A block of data
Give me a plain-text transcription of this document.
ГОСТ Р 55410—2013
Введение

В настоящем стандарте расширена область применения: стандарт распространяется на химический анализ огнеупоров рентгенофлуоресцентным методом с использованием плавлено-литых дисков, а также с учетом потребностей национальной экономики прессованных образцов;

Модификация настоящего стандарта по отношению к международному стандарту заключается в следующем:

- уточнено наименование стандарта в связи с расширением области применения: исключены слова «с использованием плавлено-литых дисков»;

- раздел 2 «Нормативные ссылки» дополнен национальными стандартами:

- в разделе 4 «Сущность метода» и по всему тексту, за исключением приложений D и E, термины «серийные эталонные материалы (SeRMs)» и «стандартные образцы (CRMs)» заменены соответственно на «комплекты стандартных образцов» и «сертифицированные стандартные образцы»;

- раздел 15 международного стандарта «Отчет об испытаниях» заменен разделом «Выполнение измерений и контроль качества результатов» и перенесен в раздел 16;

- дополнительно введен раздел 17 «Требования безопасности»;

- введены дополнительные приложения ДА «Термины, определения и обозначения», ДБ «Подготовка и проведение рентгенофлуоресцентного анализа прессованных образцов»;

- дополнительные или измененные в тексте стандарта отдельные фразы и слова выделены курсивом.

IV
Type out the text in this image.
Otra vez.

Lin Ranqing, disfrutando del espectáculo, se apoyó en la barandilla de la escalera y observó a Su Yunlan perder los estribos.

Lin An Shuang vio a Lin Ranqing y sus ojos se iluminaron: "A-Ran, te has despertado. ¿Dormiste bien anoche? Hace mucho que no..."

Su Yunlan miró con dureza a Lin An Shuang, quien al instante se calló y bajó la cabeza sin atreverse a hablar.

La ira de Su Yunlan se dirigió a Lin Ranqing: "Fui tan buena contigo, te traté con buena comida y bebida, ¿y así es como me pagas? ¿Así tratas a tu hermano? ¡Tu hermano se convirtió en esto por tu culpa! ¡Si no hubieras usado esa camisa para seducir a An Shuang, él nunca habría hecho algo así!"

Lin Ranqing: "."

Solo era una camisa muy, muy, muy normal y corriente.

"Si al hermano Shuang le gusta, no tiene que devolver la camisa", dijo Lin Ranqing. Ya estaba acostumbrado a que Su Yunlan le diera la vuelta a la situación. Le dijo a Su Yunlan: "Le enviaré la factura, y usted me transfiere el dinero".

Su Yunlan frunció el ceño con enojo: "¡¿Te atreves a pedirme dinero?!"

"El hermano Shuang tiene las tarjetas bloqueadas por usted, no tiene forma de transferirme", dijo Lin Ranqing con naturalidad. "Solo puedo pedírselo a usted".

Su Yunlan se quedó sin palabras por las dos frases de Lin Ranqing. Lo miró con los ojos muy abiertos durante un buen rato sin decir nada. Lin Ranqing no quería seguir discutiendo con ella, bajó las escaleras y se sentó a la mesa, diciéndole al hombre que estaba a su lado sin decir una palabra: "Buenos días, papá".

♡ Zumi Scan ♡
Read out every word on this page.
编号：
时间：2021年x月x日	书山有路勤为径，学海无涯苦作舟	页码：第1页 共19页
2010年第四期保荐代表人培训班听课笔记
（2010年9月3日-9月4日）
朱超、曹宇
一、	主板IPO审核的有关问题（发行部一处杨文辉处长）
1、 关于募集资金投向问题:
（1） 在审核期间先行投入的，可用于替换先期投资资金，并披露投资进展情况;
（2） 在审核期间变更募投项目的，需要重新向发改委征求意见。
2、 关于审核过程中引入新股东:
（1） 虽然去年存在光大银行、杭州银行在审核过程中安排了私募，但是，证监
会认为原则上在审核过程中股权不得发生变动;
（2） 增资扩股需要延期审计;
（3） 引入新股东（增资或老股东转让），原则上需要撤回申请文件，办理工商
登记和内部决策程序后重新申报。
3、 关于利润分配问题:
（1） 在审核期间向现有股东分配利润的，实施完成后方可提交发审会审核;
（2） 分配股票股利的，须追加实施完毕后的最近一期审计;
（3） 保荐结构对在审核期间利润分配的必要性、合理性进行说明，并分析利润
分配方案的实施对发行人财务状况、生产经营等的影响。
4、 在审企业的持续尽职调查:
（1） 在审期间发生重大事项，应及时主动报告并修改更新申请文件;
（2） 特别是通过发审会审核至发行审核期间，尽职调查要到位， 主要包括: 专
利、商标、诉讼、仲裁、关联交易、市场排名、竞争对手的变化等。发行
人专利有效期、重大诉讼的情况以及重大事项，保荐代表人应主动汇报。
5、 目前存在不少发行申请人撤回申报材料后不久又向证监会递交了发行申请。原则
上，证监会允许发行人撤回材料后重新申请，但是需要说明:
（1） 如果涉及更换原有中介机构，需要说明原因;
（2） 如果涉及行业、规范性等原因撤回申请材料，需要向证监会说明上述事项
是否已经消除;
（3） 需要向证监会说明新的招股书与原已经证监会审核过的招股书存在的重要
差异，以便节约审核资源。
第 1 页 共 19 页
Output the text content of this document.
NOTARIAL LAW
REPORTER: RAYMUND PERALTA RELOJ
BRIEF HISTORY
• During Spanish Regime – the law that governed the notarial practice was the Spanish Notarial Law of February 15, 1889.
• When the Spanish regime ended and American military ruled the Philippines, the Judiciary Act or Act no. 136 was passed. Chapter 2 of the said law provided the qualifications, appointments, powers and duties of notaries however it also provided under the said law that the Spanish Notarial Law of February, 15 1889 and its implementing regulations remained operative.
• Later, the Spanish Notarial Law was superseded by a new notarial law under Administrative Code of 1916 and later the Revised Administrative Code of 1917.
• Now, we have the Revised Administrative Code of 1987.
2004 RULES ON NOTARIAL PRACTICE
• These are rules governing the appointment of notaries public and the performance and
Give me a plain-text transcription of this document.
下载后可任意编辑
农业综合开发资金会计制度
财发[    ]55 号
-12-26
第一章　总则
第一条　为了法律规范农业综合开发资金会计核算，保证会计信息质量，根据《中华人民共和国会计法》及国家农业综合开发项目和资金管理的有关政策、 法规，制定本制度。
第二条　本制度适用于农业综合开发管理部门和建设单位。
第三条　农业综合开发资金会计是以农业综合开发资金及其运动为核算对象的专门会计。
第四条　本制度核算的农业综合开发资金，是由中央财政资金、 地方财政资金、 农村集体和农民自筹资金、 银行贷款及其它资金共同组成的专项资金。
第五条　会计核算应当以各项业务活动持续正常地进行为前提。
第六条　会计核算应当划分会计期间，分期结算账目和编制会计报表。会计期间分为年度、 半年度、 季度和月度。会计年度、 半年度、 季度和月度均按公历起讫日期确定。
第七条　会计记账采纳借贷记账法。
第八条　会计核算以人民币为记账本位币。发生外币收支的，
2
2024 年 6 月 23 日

**WORK TO DO**
Repeat the records above exactly.

**RESULT**
Give me a plain-text transcription of this document.
ГОСТ Р 55410—2013
Введение

В настоящем стандарте расширена область применения: стандарт распространяется на химический анализ огнеупоров рентгенофлуоресцентным методом с использованием плавлено-литых дисков, а также с учетом потребностей национальной экономики прессованных образцов;

Модификация настоящего стандарта по отношению к международному стандарту заключается в следующем:

- уточнено наименование стандарта в связи с расширением области применения: исключены слова «с использованием плавлено-литых дисков»;

- раздел 2 «Нормативные ссылки» дополнен национальными стандартами:

- в разделе 4 «Сущность метода» и по всему тексту, за исключением приложений D и E, термины «серийные эталонные материалы (SeRMs)» и «стандартные образцы (CRMs)» заменены соответственно на «комплекты стандартных образцов» и «сертифицированные стандартные образцы»;

- раздел 15 международного стандарта «Отчет об испытаниях» заменен разделом «Выполнение измерений и контроль качества результатов» и перенесен в раздел 16;

- дополнительно введен раздел 17 «Требования безопасности»;

- введены дополнительные приложения ДА «Термины, определения и обозначения», ДБ «Подготовка и проведение рентгенофлуоресцентного анализа прессованных образцов»;

- дополнительные или измененные в тексте стандарта отдельные фразы и слова выделены курсивом.

IV
Type out the text in this image.
Otra vez.

Lin Ranqing, disfrutando del espectáculo, se apoyó en la barandilla de la escalera y observó a Su Yunlan perder los estribos.

Lin An Shuang vio a Lin Ranqing y sus ojos se iluminaron: "A-Ran, te has despertado. ¿Dormiste bien anoche? Hace mucho que no..."

Su Yunlan miró con dureza a Lin An Shuang, quien al instante se calló y bajó la cabeza sin atreverse a hablar.

La ira de Su Yunlan se dirigió a Lin Ranqing: "Fui tan buena contigo, te traté con buena comida y bebida, ¿y así es como me pagas? ¿Así tratas a tu hermano? ¡Tu hermano se convirtió en esto por tu culpa! ¡Si no hubieras usado esa camisa para seducir a An Shuang, él nunca habría hecho algo así!"

Lin Ranqing: "."

Solo era una camisa muy, muy, muy normal y corriente.

"Si al hermano Shuang le gusta, no tiene que devolver la camisa", dijo Lin Ranqing. Ya estaba acostumbrado a que Su Yunlan le diera la vuelta a la situación. Le dijo a Su Yunlan: "Le enviaré la factura, y usted me transfiere el dinero".

Su Yunlan frunció el ceño con enojo: "¡¿Te atreves a pedirme dinero?!"

"El hermano Shuang tiene las tarjetas bloqueadas por usted, no tiene forma de transferirme", dijo Lin Ranqing con naturalidad. "Solo puedo pedírselo a usted".

Su Yunlan se quedó sin palabras por las dos frases de Lin Ranqing. Lo miró con los ojos muy abiertos durante un buen rato sin decir nada. Lin Ranqing no quería seguir discutiendo con ella, bajó las escaleras y se sentó a la mesa, diciéndole al hombre que estaba a su lado sin decir una palabra: "Buenos días, papá".

♡ Zumi Scan ♡
Read out every word on this page.
编号：
时间：2021年x月x日	书山有路勤为径，学海无涯苦作舟	页码：第1页 共19页
2010年第四期保荐代表人培训班听课笔记
（2010年9月3日-9月4日）
朱超、曹宇
一、	主板IPO审核的有关问题（发行部一处杨文辉处长）
1、 关于募集资金投向问题:
（1） 在审核期间先行投入的，可用于替换先期投资资金，并披露投资进展情况;
（2） 在审核期间变更募投项目的，需要重新向发改委征求意见。
2、 关于审核过程中引入新股东:
（1） 虽然去年存在光大银行、杭州银行在审核过程中安排了私募，但是，证监
会认为原则上在审核过程中股权不得发生变动;
（2） 增资扩股需要延期审计;
（3） 引入新股东（增资或老股东转让），原则上需要撤回申请文件，办理工商
登记和内部决策程序后重新申报。
3、 关于利润分配问题:
（1） 在审核期间向现有股东分配利润的，实施完成后方可提交发审会审核;
（2） 分配股票股利的，须追加实施完毕后的最近一期审计;
（3） 保荐结构对在审核期间利润分配的必要性、合理性进行说明，并分析利润
分配方案的实施对发行人财务状况、生产经营等的影响。
4、 在审企业的持续尽职调查:
（1） 在审期间发生重大事项，应及时主动报告并修改更新申请文件;
（2） 特别是通过发审会审核至发行审核期间，尽职调查要到位， 主要包括: 专
利、商标、诉讼、仲裁、关联交易、市场排名、竞争对手的变化等。发行
人专利有效期、重大诉讼的情况以及重大事项，保荐代表人应主动汇报。
5、 目前存在不少发行申请人撤回申报材料后不久又向证监会递交了发行申请。原则
上，证监会允许发行人撤回材料后重新申请，但是需要说明:
（1） 如果涉及更换原有中介机构，需要说明原因;
（2） 如果涉及行业、规范性等原因撤回申请材料，需要向证监会说明上述事项
是否已经消除;
（3） 需要向证监会说明新的招股书与原已经证监会审核过的招股书存在的重要
差异，以便节约审核资源。
第 1 页 共 19 页
Output the text content of this document.
NOTARIAL LAW
REPORTER: RAYMUND PERALTA RELOJ
BRIEF HISTORY
• During Spanish Regime – the law that governed the notarial practice was the Spanish Notarial Law of February 15, 1889.
• When the Spanish regime ended and American military ruled the Philippines, the Judiciary Act or Act no. 136 was passed. Chapter 2 of the said law provided the qualifications, appointments, powers and duties of notaries however it also provided under the said law that the Spanish Notarial Law of February, 15 1889 and its implementing regulations remained operative.
• Later, the Spanish Notarial Law was superseded by a new notarial law under Administrative Code of 1916 and later the Revised Administrative Code of 1917.
• Now, we have the Revised Administrative Code of 1987.
2004 RULES ON NOTARIAL PRACTICE
• These are rules governing the appointment of notaries public and the performance and
Give me a plain-text transcription of this document.
下载后可任意编辑
农业综合开发资金会计制度
财发[    ]55 号
-12-26
第一章　总则
第一条　为了法律规范农业综合开发资金会计核算，保证会计信息质量，根据《中华人民共和国会计法》及国家农业综合开发项目和资金管理的有关政策、 法规，制定本制度。
第二条　本制度适用于农业综合开发管理部门和建设单位。
第三条　农业综合开发资金会计是以农业综合开发资金及其运动为核算对象的专门会计。
第四条　本制度核算的农业综合开发资金，是由中央财政资金、 地方财政资金、 农村集体和农民自筹资金、 银行贷款及其它资金共同组成的专项资金。
第五条　会计核算应当以各项业务活动持续正常地进行为前提。
第六条　会计核算应当划分会计期间，分期结算账目和编制会计报表。会计期间分为年度、 半年度、 季度和月度。会计年度、 半年度、 季度和月度均按公历起讫日期确定。
第七条　会计记账采纳借贷记账法。
第八条　会计核算以人民币为记账本位币。发生外币收支的，
2
2024 年 6 月 23 日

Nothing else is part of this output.